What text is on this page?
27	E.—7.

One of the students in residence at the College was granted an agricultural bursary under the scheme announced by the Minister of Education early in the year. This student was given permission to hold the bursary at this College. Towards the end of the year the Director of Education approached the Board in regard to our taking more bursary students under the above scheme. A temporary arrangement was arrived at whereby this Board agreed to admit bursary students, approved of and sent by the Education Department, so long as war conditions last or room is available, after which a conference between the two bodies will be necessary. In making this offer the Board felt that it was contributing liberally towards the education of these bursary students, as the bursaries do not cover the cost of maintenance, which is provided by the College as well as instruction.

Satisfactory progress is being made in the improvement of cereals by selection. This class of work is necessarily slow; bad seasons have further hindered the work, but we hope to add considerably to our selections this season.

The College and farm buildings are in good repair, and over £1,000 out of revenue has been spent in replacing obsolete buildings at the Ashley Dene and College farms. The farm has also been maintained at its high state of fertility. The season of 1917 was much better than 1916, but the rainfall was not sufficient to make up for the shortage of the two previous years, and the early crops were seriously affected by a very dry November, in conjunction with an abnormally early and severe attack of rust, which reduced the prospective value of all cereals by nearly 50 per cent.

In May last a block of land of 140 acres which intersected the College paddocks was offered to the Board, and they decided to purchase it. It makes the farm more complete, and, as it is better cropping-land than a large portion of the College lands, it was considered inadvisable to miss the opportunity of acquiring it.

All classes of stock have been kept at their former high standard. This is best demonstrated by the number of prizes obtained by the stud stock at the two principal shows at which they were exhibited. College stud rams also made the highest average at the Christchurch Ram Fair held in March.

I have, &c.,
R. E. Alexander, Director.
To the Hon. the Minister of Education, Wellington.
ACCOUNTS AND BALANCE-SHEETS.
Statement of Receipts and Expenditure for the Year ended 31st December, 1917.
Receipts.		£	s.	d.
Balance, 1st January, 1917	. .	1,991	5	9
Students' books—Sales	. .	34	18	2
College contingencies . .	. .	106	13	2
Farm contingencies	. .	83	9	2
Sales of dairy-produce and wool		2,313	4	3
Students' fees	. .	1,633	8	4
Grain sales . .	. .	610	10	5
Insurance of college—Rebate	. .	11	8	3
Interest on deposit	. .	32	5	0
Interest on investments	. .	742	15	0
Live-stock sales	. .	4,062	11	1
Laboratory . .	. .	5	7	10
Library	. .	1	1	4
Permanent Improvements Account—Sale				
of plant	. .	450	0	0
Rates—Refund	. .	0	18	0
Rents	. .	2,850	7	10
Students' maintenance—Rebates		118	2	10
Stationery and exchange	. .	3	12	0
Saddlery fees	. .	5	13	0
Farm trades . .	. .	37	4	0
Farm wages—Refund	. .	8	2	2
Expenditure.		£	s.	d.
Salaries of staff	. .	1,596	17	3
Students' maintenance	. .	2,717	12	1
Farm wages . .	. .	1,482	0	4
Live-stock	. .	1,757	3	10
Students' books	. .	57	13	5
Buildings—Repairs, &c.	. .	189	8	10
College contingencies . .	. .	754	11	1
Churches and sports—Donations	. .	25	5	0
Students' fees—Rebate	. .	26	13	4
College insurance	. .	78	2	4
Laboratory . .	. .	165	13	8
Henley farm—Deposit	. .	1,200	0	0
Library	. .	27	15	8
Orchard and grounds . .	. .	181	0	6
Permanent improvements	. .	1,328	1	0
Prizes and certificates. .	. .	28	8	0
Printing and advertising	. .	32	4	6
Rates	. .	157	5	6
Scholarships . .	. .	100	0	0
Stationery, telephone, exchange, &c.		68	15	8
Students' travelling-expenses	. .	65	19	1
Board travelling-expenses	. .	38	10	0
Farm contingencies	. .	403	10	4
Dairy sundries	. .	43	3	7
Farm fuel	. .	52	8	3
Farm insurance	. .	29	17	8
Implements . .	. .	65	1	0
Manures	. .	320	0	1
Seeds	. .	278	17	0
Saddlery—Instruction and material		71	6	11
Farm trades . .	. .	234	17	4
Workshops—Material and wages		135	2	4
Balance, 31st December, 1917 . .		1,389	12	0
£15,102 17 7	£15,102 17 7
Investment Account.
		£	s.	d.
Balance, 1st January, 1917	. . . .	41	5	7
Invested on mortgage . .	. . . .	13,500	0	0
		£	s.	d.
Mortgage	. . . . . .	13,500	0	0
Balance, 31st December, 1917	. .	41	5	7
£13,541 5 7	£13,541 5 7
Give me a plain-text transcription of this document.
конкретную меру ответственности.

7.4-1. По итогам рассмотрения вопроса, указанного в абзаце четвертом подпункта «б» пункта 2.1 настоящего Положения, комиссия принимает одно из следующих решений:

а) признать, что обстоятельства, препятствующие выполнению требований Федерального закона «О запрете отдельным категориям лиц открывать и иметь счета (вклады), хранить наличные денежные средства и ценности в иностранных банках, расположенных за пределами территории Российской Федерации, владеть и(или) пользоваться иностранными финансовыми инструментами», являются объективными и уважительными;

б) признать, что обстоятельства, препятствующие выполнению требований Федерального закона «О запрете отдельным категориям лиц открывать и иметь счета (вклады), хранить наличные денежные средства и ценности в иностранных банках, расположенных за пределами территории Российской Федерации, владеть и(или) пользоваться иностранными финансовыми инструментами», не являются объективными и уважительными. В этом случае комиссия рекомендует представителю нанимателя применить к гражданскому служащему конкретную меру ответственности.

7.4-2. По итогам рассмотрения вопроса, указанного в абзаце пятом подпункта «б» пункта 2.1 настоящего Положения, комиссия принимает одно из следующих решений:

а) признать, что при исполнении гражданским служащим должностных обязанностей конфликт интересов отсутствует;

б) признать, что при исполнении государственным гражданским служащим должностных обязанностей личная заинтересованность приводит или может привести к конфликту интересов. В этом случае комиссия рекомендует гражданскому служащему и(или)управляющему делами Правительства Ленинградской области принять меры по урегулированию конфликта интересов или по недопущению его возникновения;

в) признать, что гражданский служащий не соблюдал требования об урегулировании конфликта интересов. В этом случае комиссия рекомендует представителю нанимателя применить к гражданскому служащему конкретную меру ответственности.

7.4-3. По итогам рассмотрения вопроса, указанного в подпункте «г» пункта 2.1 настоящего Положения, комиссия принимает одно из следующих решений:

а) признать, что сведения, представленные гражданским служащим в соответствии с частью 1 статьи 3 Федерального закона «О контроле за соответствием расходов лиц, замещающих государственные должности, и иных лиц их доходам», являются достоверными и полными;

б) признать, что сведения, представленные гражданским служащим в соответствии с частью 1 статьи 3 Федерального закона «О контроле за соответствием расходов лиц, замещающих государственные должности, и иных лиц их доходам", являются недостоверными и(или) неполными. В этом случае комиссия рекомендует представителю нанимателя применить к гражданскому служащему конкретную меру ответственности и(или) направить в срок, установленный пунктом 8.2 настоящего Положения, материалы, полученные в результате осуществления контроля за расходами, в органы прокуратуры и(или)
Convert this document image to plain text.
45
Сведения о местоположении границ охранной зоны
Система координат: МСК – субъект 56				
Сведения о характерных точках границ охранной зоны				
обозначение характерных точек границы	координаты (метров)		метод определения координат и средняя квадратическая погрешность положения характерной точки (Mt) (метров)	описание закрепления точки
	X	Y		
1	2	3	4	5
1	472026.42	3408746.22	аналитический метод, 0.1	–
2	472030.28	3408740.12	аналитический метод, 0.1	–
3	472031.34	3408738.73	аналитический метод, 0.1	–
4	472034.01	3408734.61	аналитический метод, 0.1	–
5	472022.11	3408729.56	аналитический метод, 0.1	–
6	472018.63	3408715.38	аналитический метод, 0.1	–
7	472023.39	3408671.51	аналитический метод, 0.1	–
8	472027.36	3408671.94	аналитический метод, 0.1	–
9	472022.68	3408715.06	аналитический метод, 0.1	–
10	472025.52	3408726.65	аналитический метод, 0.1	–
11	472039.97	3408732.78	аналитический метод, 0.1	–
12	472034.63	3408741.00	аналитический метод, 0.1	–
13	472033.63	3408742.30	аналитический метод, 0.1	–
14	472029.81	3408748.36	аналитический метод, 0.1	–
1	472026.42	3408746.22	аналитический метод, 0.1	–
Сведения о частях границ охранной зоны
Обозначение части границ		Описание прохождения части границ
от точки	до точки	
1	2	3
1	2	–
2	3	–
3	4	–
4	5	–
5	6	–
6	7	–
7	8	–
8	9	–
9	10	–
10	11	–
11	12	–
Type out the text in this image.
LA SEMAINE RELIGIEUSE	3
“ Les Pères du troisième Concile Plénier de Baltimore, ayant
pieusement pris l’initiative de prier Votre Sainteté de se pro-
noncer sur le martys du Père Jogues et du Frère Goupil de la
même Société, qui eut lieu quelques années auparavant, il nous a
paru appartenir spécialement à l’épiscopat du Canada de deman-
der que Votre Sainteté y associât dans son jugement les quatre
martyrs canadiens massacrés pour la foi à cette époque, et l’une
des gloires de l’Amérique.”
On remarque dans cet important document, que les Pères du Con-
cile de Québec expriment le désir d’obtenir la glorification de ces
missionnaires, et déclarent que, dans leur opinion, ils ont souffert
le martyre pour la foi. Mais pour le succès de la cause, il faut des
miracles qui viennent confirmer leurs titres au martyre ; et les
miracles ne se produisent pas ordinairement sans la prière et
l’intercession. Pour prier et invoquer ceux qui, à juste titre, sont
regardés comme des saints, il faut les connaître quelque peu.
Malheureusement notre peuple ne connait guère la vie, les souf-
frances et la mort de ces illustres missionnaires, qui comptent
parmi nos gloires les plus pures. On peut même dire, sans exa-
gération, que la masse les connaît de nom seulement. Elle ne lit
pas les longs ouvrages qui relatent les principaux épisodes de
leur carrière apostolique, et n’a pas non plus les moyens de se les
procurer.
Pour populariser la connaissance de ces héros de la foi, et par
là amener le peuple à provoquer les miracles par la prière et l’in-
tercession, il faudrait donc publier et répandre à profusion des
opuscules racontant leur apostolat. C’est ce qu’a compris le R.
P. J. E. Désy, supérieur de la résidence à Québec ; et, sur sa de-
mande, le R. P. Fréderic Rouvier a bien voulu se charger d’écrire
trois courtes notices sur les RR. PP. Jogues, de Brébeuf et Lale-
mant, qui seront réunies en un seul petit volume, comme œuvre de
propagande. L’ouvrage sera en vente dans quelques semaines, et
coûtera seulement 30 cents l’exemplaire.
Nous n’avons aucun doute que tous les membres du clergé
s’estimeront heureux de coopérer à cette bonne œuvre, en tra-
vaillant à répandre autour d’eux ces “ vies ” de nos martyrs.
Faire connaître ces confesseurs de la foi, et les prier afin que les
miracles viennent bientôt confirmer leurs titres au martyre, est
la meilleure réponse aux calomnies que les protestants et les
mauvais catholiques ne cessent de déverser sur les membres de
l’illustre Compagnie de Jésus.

### [Problem description]
Gather each line in the entries above where the string "connaître" is found.

### [Written response]
regardés comme des saints, il faut les connaître quelque peu.
Faire connaître ces confesseurs de la foi, et les prier afin que les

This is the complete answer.